[The problem]:
Give as a numbered list the part of the material that opens with its first line and closes with the line containing "log-line: 0x400842d8: multi_heap_assert", both lines included. Leave out any blank lines.
-- START Extracted records --
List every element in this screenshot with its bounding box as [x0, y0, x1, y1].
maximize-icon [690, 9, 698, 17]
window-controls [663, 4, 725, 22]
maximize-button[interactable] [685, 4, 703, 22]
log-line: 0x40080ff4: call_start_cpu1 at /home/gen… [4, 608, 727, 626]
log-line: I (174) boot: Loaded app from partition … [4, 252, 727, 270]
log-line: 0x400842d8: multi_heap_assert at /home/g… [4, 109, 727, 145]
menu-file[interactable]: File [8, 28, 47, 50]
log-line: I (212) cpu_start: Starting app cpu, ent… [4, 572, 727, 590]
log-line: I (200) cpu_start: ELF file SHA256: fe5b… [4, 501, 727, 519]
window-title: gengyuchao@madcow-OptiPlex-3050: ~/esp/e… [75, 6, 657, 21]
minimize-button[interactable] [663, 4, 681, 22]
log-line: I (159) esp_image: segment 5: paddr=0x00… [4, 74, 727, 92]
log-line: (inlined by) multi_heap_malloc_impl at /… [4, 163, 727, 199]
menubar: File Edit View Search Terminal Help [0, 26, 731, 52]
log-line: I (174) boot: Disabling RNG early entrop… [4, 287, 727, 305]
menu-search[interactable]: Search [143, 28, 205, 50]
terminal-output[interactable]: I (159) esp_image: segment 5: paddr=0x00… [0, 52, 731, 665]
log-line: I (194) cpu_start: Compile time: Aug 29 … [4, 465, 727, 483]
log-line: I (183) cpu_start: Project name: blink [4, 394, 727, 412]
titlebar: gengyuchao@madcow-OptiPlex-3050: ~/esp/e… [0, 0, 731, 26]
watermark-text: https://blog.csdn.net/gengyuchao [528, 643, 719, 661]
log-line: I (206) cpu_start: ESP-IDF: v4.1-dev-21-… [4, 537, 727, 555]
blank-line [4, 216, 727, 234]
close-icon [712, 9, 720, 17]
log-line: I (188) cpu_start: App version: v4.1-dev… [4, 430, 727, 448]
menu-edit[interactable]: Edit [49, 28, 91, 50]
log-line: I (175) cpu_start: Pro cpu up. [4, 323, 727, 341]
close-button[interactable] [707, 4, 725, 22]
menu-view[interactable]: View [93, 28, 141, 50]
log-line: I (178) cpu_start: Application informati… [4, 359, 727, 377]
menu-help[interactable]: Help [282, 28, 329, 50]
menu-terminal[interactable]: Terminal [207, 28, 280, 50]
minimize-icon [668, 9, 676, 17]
-- END Extracted records --
[Full solution]:
1. List every element in this screenshot with its bounding box as [x0, y0, x1, y1].
2. maximize-icon [690, 9, 698, 17]
3. window-controls [663, 4, 725, 22]
4. maximize-button[interactable] [685, 4, 703, 22]
5. log-line: 0x40080ff4: call_start_cpu1 at /home/gen… [4, 608, 727, 626]
6. log-line: I (174) boot: Loaded app from partition … [4, 252, 727, 270]
7. log-line: 0x400842d8: multi_heap_assert at /home/g… [4, 109, 727, 145]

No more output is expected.